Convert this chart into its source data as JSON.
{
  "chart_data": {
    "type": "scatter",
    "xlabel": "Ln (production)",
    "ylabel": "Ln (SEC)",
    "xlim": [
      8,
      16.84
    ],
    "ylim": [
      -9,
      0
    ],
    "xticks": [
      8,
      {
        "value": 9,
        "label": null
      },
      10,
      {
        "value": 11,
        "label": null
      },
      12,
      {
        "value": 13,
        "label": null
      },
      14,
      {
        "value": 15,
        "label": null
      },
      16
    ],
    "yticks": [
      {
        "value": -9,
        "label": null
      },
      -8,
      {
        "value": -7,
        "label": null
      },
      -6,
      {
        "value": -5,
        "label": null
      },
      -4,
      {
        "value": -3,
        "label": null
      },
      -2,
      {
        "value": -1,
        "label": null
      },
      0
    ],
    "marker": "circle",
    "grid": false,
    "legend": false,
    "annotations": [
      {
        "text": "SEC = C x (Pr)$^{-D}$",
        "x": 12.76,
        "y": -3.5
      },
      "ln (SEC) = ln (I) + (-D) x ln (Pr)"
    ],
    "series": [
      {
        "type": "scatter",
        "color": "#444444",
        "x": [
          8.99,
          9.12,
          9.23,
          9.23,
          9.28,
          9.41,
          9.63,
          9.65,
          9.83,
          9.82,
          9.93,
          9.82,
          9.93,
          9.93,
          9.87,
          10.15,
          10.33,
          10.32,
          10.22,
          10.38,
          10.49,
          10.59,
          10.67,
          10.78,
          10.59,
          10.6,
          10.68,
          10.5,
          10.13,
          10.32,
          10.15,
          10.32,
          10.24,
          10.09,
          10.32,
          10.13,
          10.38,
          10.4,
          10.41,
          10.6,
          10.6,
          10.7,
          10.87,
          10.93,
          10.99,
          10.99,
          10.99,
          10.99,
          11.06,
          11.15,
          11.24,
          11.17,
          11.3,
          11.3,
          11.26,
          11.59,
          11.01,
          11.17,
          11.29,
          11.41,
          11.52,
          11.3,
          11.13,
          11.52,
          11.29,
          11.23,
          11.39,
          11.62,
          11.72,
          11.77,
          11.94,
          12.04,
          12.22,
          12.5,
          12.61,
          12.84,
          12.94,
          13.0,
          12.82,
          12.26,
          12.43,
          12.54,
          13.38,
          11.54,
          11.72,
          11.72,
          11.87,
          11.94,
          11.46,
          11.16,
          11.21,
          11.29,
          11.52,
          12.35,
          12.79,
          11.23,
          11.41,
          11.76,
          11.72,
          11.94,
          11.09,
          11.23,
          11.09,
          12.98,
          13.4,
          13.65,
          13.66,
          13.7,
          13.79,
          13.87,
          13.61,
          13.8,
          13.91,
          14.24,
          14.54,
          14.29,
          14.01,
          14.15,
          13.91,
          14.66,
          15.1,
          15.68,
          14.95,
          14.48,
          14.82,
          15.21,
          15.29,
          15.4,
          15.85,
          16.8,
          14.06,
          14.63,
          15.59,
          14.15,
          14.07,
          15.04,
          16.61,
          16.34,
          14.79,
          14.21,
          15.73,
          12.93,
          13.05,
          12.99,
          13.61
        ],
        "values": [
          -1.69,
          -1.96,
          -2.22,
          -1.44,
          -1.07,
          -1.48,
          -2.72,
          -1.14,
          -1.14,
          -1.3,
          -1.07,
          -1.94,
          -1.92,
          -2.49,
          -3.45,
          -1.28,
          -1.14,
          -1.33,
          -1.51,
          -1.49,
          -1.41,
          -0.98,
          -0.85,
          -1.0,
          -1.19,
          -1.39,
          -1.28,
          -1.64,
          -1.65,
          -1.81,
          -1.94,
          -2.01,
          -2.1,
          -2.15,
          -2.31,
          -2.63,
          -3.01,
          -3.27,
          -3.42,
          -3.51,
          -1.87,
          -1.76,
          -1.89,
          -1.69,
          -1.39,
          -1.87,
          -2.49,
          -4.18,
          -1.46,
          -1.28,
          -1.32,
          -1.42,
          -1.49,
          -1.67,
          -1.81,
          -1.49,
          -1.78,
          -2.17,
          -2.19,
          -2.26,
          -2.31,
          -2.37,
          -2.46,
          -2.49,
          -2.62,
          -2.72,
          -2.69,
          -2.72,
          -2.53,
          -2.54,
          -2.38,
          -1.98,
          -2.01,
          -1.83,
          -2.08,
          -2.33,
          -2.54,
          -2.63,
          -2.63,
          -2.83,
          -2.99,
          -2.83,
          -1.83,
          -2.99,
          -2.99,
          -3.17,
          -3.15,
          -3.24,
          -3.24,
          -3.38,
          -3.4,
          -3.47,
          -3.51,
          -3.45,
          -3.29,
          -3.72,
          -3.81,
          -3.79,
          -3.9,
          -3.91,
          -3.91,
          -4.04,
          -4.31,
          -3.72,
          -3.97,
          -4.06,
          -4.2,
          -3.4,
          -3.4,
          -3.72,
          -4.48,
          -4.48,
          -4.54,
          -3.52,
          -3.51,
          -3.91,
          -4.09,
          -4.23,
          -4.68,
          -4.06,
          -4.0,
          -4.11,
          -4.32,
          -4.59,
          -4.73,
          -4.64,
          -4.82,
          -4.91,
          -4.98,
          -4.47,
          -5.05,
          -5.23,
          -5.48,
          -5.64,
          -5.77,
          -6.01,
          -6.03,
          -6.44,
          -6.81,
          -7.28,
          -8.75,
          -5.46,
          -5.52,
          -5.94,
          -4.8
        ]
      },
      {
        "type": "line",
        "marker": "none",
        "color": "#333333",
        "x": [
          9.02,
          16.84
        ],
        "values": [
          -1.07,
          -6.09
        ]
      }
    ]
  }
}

Objective =
Please restate the data word for word, every record included.

The reply =
Convert this chart into its source data as JSON.
{
  "chart_data": {
    "type": "scatter",
    "xlabel": "Ln (production)",
    "ylabel": "Ln (SEC)",
    "xlim": [
      8,
      16.84
    ],
    "ylim": [
      -9,
      0
    ],
    "xticks": [
      8,
      {
        "value": 9,
        "label": null
      },
      10,
      {
        "value": 11,
        "label": null
      },
      12,
      {
        "value": 13,
        "label": null
      },
      14,
      {
        "value": 15,
        "label": null
      },
      16
    ],
    "yticks": [
      {
        "value": -9,
        "label": null
      },
      -8,
      {
        "value": -7,
        "label": null
      },
      -6,
      {
        "value": -5,
        "label": null
      },
      -4,
      {
        "value": -3,
        "label": null
      },
      -2,
      {
        "value": -1,
        "label": null
      },
      0
    ],
    "marker": "circle",
    "grid": false,
    "legend": false,
    "annotations": [
      {
        "text": "SEC = C x (Pr)$^{-D}$",
        "x": 12.76,
        "y": -3.5
      },
      "ln (SEC) = ln (I) + (-D) x ln (Pr)"
    ],
    "series": [
      {
        "type": "scatter",
        "color": "#444444",
        "x": [
          8.99,
          9.12,
          9.23,
          9.23,
          9.28,
          9.41,
          9.63,
          9.65,
          9.83,
          9.82,
          9.93,
          9.82,
          9.93,
          9.93,
          9.87,
          10.15,
          10.33,
          10.32,
          10.22,
          10.38,
          10.49,
          10.59,
          10.67,
          10.78,
          10.59,
          10.6,
          10.68,
          10.5,
          10.13,
          10.32,
          10.15,
          10.32,
          10.24,
          10.09,
          10.32,
          10.13,
          10.38,
          10.4,
          10.41,
          10.6,
          10.6,
          10.7,
          10.87,
          10.93,
          10.99,
          10.99,
          10.99,
          10.99,
          11.06,
          11.15,
          11.24,
          11.17,
          11.3,
          11.3,
          11.26,
          11.59,
          11.01,
          11.17,
          11.29,
          11.41,
          11.52,
          11.3,
          11.13,
          11.52,
          11.29,
          11.23,
          11.39,
          11.62,
          11.72,
          11.77,
          11.94,
          12.04,
          12.22,
          12.5,
          12.61,
          12.84,
          12.94,
          13.0,
          12.82,
          12.26,
          12.43,
          12.54,
          13.38,
          11.54,
          11.72,
          11.72,
          11.87,
          11.94,
          11.46,
          11.16,
          11.21,
          11.29,
          11.52,
          12.35,
          12.79,
          11.23,
          11.41,
          11.76,
          11.72,
          11.94,
          11.09,
          11.23,
          11.09,
          12.98,
          13.4,
          13.65,
          13.66,
          13.7,
          13.79,
          13.87,
          13.61,
          13.8,
          13.91,
          14.24,
          14.54,
          14.29,
          14.01,
          14.15,
          13.91,
          14.66,
          15.1,
          15.68,
          14.95,
          14.48,
          14.82,
          15.21,
          15.29,
          15.4,
          15.85,
          16.8,
          14.06,
          14.63,
          15.59,
          14.15,
          14.07,
          15.04,
          16.61,
          16.34,
          14.79,
          14.21,
          15.73,
          12.93,
          13.05,
          12.99,
          13.61
        ],
        "values": [
          -1.69,
          -1.96,
          -2.22,
          -1.44,
          -1.07,
          -1.48,
          -2.72,
          -1.14,
          -1.14,
          -1.3,
          -1.07,
          -1.94,
          -1.92,
          -2.49,
          -3.45,
          -1.28,
          -1.14,
          -1.33,
          -1.51,
          -1.49,
          -1.41,
          -0.98,
          -0.85,
          -1.0,
          -1.19,
          -1.39,
          -1.28,
          -1.64,
          -1.65,
          -1.81,
          -1.94,
          -2.01,
          -2.1,
          -2.15,
          -2.31,
          -2.63,
          -3.01,
          -3.27,
          -3.42,
          -3.51,
          -1.87,
          -1.76,
          -1.89,
          -1.69,
          -1.39,
          -1.87,
          -2.49,
          -4.18,
          -1.46,
          -1.28,
          -1.32,
          -1.42,
          -1.49,
          -1.67,
          -1.81,
          -1.49,
          -1.78,
          -2.17,
          -2.19,
          -2.26,
          -2.31,
          -2.37,
          -2.46,
          -2.49,
          -2.62,
          -2.72,
          -2.69,
          -2.72,
          -2.53,
          -2.54,
          -2.38,
          -1.98,
          -2.01,
          -1.83,
          -2.08,
          -2.33,
          -2.54,
          -2.63,
          -2.63,
          -2.83,
          -2.99,
          -2.83,
          -1.83,
          -2.99,
          -2.99,
          -3.17,
          -3.15,
          -3.24,
          -3.24,
          -3.38,
          -3.4,
          -3.47,
          -3.51,
          -3.45,
          -3.29,
          -3.72,
          -3.81,
          -3.79,
          -3.9,
          -3.91,
          -3.91,
          -4.04,
          -4.31,
          -3.72,
          -3.97,
          -4.06,
          -4.2,
          -3.4,
          -3.4,
          -3.72,
          -4.48,
          -4.48,
          -4.54,
          -3.52,
          -3.51,
          -3.91,
          -4.09,
          -4.23,
          -4.68,
          -4.06,
          -4.0,
          -4.11,
          -4.32,
          -4.59,
          -4.73,
          -4.64,
          -4.82,
          -4.91,
          -4.98,
          -4.47,
          -5.05,
          -5.23,
          -5.48,
          -5.64,
          -5.77,
          -6.01,
          -6.03,
          -6.44,
          -6.81,
          -7.28,
          -8.75,
          -5.46,
          -5.52,
          -5.94,
          -4.8
        ]
      },
      {
        "type": "line",
        "marker": "none",
        "color": "#333333",
        "x": [
          9.02,
          16.84
        ],
        "values": [
          -1.07,
          -6.09
        ]
      }
    ]
  }
}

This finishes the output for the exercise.